→ **EXERCISE OBJECTIVE**: Copy out each line in the material below that has the word "JSON".

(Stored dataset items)
•••

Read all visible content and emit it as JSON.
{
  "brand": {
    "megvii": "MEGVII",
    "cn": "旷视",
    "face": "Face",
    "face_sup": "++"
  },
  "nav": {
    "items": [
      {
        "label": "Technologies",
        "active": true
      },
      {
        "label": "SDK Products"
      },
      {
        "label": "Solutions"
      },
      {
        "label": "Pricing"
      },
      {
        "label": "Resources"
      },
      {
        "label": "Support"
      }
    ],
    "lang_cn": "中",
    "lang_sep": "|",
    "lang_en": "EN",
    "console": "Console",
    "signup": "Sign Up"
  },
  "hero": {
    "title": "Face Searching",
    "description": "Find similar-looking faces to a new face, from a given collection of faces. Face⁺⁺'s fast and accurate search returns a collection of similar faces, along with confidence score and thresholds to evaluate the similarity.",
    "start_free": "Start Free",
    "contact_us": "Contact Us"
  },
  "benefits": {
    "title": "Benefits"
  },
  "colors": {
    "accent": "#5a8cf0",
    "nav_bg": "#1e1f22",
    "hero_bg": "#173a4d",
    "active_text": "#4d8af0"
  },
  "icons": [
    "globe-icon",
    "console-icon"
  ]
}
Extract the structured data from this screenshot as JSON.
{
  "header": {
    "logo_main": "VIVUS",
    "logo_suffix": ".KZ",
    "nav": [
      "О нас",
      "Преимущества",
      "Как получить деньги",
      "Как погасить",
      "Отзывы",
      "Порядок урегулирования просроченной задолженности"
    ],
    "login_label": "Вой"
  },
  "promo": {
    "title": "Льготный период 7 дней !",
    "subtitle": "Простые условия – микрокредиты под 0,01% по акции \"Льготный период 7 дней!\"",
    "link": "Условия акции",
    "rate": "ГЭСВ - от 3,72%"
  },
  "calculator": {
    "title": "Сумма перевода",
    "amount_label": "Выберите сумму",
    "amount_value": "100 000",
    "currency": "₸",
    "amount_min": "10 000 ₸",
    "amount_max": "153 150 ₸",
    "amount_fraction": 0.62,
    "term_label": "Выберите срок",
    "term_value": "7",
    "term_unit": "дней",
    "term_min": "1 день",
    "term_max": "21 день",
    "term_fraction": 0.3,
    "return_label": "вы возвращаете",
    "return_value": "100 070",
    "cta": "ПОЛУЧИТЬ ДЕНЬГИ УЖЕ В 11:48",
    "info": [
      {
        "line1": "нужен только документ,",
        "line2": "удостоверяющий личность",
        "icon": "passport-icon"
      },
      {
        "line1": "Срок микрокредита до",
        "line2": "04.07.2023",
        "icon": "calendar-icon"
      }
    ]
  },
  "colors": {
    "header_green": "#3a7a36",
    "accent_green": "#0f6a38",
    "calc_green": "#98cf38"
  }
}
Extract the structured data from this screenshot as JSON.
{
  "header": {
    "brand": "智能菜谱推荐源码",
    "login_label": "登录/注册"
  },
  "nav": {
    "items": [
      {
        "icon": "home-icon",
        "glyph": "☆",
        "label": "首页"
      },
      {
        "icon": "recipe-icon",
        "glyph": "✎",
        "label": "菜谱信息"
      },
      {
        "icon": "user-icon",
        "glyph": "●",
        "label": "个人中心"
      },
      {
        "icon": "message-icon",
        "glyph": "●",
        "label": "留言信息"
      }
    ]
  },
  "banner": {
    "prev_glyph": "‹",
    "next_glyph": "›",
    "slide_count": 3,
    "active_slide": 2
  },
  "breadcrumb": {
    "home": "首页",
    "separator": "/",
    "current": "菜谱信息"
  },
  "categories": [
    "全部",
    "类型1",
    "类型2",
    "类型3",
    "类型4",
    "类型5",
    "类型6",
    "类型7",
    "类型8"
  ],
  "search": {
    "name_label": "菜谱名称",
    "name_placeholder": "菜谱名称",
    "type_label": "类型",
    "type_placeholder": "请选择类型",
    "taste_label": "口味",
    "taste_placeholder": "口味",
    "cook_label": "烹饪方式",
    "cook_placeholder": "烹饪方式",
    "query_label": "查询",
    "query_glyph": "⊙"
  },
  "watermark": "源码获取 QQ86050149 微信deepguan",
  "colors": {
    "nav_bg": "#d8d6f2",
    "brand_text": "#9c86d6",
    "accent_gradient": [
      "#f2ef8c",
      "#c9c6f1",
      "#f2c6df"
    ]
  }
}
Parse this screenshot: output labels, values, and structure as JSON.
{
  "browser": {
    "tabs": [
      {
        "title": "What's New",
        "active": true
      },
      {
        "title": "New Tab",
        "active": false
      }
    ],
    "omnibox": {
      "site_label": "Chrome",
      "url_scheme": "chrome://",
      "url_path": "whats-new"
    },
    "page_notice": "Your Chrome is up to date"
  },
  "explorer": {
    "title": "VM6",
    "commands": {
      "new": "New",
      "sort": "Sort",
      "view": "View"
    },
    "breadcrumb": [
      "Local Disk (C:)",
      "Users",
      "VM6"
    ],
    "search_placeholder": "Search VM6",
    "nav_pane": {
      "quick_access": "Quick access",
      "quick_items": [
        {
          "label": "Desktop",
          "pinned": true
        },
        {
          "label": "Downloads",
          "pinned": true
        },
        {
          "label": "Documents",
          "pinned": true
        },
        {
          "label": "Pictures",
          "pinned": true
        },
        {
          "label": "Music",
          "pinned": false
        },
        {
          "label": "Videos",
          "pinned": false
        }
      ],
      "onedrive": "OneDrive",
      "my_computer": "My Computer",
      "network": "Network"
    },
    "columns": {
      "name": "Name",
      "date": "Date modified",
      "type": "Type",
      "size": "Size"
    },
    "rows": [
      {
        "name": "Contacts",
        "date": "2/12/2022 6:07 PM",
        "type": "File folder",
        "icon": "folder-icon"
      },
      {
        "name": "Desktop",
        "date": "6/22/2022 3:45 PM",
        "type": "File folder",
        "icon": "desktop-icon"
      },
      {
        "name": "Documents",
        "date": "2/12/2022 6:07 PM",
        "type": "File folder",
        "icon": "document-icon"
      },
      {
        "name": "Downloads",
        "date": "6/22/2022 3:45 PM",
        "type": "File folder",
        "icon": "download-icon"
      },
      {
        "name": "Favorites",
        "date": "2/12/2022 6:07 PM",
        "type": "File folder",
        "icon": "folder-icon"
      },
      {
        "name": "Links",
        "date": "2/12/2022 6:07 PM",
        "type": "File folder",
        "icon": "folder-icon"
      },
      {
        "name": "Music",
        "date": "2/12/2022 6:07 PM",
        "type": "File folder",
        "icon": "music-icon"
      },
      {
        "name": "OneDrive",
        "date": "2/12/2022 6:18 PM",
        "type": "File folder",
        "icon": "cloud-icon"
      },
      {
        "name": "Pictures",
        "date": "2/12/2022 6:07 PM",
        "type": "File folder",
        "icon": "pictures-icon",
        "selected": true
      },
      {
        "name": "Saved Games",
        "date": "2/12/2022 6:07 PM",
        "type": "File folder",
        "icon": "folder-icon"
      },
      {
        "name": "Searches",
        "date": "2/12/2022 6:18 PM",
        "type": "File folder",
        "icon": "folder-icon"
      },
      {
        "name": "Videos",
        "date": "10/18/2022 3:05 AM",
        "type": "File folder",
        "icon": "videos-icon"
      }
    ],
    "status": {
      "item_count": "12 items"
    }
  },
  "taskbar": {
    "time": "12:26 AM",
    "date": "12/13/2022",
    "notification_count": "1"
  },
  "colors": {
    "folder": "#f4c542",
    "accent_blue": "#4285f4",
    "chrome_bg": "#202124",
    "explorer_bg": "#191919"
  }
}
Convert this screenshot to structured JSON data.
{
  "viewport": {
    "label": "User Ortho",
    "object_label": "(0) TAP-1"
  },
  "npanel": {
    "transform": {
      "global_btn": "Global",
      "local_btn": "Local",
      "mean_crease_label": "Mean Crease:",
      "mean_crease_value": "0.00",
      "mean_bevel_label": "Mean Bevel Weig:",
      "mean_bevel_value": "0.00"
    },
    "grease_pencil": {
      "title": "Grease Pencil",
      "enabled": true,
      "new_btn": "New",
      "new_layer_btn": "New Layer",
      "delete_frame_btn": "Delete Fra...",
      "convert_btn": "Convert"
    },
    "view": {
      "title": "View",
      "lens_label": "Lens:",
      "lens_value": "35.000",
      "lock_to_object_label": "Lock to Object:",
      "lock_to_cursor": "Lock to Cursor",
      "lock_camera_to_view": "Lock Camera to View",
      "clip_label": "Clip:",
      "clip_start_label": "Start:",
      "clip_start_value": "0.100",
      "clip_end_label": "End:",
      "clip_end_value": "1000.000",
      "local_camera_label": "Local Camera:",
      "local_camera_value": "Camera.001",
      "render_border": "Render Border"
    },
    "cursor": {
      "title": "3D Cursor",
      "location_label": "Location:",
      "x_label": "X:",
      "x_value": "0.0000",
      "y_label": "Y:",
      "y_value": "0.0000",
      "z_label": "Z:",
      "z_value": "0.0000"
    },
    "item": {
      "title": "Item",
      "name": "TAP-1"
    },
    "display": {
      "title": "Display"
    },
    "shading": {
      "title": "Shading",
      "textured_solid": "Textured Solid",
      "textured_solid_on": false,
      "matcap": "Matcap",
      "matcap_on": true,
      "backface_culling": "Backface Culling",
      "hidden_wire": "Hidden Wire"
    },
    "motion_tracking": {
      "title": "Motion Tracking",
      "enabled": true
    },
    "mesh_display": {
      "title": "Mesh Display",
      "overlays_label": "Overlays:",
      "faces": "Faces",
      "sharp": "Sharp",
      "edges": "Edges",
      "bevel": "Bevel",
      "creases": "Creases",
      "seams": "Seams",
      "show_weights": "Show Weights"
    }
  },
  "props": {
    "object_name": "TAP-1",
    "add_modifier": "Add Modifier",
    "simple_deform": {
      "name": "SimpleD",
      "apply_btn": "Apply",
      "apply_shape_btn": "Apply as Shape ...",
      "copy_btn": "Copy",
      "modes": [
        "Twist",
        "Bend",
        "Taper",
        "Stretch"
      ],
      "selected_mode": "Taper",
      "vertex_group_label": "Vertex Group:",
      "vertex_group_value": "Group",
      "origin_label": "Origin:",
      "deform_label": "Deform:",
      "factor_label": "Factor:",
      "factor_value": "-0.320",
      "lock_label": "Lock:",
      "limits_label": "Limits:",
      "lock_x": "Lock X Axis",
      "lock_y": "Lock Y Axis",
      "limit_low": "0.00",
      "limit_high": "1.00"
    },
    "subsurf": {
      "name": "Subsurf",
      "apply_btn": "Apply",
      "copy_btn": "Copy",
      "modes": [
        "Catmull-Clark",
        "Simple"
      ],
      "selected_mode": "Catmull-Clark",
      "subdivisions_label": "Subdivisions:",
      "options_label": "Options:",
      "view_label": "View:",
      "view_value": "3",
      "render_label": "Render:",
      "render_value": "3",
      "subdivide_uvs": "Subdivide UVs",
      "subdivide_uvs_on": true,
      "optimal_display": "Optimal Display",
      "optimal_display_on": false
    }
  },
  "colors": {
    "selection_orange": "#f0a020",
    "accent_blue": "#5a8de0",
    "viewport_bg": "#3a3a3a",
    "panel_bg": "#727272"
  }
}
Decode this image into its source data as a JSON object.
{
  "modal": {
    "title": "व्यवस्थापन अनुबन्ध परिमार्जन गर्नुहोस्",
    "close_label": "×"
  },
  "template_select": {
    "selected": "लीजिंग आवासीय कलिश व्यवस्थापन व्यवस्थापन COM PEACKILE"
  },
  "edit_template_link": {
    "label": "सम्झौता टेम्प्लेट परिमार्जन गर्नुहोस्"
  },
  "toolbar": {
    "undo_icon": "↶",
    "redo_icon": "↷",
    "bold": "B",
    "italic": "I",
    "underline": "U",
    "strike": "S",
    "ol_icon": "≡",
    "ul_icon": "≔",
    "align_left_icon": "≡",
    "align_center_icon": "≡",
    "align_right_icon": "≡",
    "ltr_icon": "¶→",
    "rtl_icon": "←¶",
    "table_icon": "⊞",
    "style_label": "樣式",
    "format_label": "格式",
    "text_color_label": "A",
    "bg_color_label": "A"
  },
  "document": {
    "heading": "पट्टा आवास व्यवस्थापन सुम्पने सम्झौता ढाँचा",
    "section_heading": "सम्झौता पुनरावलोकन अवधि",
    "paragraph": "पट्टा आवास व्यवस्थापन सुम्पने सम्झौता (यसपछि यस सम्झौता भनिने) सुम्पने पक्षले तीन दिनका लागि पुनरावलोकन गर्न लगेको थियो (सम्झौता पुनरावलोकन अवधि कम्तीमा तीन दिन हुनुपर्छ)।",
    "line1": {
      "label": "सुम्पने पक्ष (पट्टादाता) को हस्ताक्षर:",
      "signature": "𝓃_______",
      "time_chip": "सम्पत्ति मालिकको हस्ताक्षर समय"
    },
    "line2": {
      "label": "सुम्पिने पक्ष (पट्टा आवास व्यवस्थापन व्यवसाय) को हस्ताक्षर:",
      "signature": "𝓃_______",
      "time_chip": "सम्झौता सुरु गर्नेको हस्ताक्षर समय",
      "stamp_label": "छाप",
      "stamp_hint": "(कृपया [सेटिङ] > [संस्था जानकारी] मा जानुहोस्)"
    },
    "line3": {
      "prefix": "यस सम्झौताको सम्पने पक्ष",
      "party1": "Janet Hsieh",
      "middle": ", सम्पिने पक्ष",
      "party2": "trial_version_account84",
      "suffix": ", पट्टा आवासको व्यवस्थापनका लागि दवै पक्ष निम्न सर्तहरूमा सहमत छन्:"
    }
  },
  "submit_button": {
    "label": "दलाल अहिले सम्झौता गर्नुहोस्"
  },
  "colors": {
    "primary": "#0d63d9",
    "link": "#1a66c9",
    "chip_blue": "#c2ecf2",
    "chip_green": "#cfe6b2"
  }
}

•••

→ **FINISHED ANSWER**:
Read all visible content and emit it as JSON.
Extract the structured data from this screenshot as JSON.
Extract the structured data from this screenshot as JSON.
Parse this screenshot: output labels, values, and structure as JSON.
Convert this screenshot to structured JSON data.
Decode this image into its source data as a JSON object.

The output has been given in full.